— start —

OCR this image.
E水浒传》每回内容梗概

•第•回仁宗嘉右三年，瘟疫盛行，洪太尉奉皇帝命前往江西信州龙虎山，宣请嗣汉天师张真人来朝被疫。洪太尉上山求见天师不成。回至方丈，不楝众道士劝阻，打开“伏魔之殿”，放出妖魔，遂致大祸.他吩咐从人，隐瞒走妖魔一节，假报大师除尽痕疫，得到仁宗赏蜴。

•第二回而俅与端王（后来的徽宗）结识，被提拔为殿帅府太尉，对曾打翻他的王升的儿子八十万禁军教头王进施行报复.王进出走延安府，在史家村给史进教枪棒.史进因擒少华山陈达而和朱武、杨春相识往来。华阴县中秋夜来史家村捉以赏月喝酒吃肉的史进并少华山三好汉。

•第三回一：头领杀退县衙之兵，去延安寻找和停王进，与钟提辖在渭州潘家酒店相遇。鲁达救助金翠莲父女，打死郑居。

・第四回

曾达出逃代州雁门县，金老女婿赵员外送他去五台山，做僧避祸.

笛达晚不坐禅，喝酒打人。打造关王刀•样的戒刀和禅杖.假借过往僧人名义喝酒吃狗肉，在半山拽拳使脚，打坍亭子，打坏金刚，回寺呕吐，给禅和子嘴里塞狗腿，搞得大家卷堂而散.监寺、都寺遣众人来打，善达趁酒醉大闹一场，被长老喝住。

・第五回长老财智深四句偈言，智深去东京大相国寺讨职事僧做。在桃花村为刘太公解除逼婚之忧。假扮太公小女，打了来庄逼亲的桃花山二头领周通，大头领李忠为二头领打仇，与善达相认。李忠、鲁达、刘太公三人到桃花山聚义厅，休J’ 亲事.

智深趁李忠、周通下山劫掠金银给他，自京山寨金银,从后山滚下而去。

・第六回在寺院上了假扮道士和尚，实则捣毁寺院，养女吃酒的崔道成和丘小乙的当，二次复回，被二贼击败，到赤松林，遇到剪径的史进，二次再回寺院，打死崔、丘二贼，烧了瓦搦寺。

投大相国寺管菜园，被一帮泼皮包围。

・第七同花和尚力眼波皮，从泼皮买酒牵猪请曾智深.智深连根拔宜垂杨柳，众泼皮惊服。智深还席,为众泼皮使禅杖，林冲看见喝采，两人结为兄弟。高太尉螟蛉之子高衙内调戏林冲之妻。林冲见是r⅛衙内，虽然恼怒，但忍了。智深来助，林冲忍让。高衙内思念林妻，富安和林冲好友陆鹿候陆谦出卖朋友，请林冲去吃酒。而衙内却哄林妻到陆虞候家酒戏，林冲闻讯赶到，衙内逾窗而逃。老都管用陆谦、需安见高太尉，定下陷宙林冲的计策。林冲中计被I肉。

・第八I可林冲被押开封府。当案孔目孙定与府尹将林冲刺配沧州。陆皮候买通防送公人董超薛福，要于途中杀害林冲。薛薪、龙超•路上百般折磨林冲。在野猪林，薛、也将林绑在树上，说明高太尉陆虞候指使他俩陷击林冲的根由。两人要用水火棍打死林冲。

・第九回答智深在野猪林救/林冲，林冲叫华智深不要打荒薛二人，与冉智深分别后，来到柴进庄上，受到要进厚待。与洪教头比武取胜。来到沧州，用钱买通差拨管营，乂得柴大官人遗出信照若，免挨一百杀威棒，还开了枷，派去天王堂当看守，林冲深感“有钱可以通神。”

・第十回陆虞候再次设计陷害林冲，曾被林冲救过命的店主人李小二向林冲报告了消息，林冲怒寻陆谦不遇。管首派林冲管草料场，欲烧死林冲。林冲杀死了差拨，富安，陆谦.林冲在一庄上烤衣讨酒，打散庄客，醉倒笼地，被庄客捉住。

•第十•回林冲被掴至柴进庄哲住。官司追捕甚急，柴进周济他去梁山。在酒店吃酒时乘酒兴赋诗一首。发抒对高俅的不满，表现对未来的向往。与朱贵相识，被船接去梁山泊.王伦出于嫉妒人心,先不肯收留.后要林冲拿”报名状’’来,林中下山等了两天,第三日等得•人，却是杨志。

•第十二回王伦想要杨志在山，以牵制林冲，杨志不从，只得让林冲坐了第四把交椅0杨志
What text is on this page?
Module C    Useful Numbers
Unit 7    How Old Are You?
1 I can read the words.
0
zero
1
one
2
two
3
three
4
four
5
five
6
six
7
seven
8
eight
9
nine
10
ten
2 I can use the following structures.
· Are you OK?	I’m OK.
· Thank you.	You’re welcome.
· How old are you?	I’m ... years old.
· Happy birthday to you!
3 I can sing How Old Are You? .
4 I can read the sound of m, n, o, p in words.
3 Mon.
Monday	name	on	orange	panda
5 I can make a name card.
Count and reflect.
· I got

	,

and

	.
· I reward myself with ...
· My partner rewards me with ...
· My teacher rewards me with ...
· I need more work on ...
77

— end —

● SHORT TASK:
Copy every line of the entries above in which "name" occurs.

● RESPONSE TO THE TASK:
Monday	name	on	orange	panda
5 I can make a name card.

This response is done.